Aim: Exactly reproduce the lines that follow.

Input rows:
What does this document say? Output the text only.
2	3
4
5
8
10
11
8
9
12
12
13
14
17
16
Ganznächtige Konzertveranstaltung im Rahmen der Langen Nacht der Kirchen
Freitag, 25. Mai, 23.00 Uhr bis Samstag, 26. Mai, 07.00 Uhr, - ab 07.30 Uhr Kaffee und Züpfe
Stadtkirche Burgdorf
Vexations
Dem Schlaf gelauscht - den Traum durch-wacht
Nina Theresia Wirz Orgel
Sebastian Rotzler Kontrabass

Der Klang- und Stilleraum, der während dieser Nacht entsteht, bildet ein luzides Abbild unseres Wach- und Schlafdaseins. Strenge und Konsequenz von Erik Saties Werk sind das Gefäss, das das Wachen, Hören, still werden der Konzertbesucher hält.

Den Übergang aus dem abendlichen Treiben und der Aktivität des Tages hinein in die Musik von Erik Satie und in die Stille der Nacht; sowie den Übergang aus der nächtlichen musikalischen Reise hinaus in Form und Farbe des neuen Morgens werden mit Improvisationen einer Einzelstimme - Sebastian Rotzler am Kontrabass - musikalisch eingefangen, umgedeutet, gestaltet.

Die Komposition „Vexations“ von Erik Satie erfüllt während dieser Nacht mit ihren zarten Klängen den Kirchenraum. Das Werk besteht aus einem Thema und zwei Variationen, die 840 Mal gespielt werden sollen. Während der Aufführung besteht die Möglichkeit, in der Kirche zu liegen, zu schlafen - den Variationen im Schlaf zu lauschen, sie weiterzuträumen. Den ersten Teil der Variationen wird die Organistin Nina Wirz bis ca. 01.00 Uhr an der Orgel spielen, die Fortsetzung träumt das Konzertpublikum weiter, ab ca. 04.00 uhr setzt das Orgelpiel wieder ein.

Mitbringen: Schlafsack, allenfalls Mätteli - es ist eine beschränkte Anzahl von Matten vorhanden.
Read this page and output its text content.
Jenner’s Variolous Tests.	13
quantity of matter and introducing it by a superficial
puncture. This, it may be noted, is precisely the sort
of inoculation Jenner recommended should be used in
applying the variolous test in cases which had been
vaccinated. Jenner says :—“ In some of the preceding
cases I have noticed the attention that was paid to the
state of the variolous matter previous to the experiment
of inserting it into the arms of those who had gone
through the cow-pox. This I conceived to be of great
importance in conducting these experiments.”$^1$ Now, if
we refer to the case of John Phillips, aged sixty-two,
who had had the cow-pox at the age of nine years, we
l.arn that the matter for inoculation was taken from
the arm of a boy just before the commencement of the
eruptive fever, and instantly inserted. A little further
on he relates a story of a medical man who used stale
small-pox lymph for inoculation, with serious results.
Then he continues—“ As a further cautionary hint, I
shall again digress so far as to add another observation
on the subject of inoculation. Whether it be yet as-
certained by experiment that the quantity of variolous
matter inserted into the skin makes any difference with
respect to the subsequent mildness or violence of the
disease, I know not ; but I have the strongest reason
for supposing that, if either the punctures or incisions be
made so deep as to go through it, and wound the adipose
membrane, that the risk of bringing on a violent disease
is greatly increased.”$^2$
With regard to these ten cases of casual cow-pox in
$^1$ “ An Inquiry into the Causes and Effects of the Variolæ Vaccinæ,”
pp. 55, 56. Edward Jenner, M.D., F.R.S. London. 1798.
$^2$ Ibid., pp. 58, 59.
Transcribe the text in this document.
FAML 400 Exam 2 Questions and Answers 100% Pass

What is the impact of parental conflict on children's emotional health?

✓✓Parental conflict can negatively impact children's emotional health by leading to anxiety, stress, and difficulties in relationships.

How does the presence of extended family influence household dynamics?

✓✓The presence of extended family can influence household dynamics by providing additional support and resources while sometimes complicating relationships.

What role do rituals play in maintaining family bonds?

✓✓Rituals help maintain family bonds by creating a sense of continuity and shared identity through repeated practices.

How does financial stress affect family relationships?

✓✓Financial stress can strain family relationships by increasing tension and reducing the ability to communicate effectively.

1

Task result:
What does this document say? Output the text only.
2	3
4
5
8
10
11
8
9
12
12
13
14
17
16
Ganznächtige Konzertveranstaltung im Rahmen der Langen Nacht der Kirchen
Freitag, 25. Mai, 23.00 Uhr bis Samstag, 26. Mai, 07.00 Uhr, - ab 07.30 Uhr Kaffee und Züpfe
Stadtkirche Burgdorf
Vexations
Dem Schlaf gelauscht - den Traum durch-wacht
Nina Theresia Wirz Orgel
Sebastian Rotzler Kontrabass

Der Klang- und Stilleraum, der während dieser Nacht entsteht, bildet ein luzides Abbild unseres Wach- und Schlafdaseins. Strenge und Konsequenz von Erik Saties Werk sind das Gefäss, das das Wachen, Hören, still werden der Konzertbesucher hält.

Den Übergang aus dem abendlichen Treiben und der Aktivität des Tages hinein in die Musik von Erik Satie und in die Stille der Nacht; sowie den Übergang aus der nächtlichen musikalischen Reise hinaus in Form und Farbe des neuen Morgens werden mit Improvisationen einer Einzelstimme - Sebastian Rotzler am Kontrabass - musikalisch eingefangen, umgedeutet, gestaltet.

Die Komposition „Vexations“ von Erik Satie erfüllt während dieser Nacht mit ihren zarten Klängen den Kirchenraum. Das Werk besteht aus einem Thema und zwei Variationen, die 840 Mal gespielt werden sollen. Während der Aufführung besteht die Möglichkeit, in der Kirche zu liegen, zu schlafen - den Variationen im Schlaf zu lauschen, sie weiterzuträumen. Den ersten Teil der Variationen wird die Organistin Nina Wirz bis ca. 01.00 Uhr an der Orgel spielen, die Fortsetzung träumt das Konzertpublikum weiter, ab ca. 04.00 uhr setzt das Orgelpiel wieder ein.

Mitbringen: Schlafsack, allenfalls Mätteli - es ist eine beschränkte Anzahl von Matten vorhanden.
Read this page and output its text content.
Jenner’s Variolous Tests.	13
quantity of matter and introducing it by a superficial
puncture. This, it may be noted, is precisely the sort
of inoculation Jenner recommended should be used in
applying the variolous test in cases which had been
vaccinated. Jenner says :—“ In some of the preceding
cases I have noticed the attention that was paid to the
state of the variolous matter previous to the experiment
of inserting it into the arms of those who had gone
through the cow-pox. This I conceived to be of great
importance in conducting these experiments.”$^1$ Now, if
we refer to the case of John Phillips, aged sixty-two,
who had had the cow-pox at the age of nine years, we
l.arn that the matter for inoculation was taken from
the arm of a boy just before the commencement of the
eruptive fever, and instantly inserted. A little further
on he relates a story of a medical man who used stale
small-pox lymph for inoculation, with serious results.
Then he continues—“ As a further cautionary hint, I
shall again digress so far as to add another observation
on the subject of inoculation. Whether it be yet as-
certained by experiment that the quantity of variolous
matter inserted into the skin makes any difference with
respect to the subsequent mildness or violence of the
disease, I know not ; but I have the strongest reason
for supposing that, if either the punctures or incisions be
made so deep as to go through it, and wound the adipose
membrane, that the risk of bringing on a violent disease
is greatly increased.”$^2$
With regard to these ten cases of casual cow-pox in
$^1$ “ An Inquiry into the Causes and Effects of the Variolæ Vaccinæ,”
pp. 55, 56. Edward Jenner, M.D., F.R.S. London. 1798.
$^2$ Ibid., pp. 58, 59.
Transcribe the text in this document.
FAML 400 Exam 2 Questions and Answers 100% Pass

What is the impact of parental conflict on children's emotional health?

✓✓Parental conflict can negatively impact children's emotional health by leading to anxiety, stress, and difficulties in relationships.

How does the presence of extended family influence household dynamics?

✓✓The presence of extended family can influence household dynamics by providing additional support and resources while sometimes complicating relationships.

What role do rituals play in maintaining family bonds?

✓✓Rituals help maintain family bonds by creating a sense of continuity and shared identity through repeated practices.

How does financial stress affect family relationships?

✓✓Financial stress can strain family relationships by increasing tension and reducing the ability to communicate effectively.

1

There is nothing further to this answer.